Task to carry out
Every line that contains the word "color" should be copied.

(Excerpt from a dataset)
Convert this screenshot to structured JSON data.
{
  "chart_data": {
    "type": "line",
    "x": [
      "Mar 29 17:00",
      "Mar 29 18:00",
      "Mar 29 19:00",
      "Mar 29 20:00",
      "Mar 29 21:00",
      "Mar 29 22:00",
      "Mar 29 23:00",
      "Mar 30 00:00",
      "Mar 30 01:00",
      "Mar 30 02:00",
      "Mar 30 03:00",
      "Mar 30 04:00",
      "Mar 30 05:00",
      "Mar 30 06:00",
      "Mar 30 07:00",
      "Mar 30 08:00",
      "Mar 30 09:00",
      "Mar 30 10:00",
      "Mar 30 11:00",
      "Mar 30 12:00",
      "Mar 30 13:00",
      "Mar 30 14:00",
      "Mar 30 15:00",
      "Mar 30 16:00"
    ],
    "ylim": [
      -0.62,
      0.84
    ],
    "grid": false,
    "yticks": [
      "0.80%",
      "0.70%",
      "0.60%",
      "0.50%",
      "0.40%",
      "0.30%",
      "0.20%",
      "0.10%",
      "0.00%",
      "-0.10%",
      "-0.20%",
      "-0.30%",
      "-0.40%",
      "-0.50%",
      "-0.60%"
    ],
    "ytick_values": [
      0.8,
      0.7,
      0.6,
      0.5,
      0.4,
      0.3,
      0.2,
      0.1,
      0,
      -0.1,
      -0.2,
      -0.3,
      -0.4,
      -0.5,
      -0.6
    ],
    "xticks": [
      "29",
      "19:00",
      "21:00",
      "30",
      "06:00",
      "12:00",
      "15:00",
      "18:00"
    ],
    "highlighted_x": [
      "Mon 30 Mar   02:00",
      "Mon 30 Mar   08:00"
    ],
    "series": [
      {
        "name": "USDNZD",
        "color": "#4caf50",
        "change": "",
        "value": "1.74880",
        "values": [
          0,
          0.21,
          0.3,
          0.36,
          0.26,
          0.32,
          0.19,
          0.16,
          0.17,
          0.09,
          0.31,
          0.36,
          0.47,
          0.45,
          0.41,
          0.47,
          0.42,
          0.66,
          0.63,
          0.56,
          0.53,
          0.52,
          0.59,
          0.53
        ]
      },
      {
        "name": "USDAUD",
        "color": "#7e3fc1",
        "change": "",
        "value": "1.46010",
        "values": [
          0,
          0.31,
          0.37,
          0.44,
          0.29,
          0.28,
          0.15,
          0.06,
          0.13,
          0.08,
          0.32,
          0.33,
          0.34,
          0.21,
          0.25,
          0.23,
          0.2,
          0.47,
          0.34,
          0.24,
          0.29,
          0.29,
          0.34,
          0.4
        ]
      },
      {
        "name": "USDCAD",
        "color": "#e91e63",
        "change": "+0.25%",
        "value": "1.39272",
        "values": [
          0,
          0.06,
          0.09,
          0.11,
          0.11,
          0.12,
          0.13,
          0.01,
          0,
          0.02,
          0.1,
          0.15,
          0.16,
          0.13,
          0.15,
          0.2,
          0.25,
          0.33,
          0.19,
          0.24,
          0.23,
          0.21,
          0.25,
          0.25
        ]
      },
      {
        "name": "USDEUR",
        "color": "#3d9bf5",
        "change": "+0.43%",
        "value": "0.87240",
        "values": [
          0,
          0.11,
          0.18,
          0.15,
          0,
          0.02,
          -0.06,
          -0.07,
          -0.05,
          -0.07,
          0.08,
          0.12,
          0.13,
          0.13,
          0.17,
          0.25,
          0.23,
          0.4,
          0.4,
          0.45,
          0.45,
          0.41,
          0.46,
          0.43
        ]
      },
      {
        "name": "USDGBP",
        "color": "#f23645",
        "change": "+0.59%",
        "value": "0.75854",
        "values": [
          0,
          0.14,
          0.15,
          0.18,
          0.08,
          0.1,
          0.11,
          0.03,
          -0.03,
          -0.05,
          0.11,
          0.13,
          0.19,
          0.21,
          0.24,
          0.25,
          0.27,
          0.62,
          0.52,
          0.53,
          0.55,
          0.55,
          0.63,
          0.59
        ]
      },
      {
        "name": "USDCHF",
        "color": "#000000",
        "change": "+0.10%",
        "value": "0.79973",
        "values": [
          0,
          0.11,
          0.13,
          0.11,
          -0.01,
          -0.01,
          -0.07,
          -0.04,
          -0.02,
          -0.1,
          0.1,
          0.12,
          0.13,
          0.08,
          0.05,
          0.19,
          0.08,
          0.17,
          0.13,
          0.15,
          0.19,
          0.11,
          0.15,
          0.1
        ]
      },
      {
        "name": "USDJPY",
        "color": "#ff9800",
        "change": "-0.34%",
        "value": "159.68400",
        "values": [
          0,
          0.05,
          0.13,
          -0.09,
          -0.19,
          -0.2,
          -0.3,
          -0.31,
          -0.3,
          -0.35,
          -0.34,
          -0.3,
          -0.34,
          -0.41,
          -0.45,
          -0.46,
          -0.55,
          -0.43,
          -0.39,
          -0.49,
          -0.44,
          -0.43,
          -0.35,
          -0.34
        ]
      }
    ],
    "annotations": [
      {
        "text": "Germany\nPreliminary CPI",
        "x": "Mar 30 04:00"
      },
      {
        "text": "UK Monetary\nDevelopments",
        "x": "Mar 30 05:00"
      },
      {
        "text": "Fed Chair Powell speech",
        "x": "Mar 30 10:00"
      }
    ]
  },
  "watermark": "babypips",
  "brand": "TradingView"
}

Answer to the problem
        "color": "#4caf50",
        "color": "#7e3fc1",
        "color": "#e91e63",
        "color": "#3d9bf5",
        "color": "#f23645",
        "color": "#000000",
        "color": "#ff9800",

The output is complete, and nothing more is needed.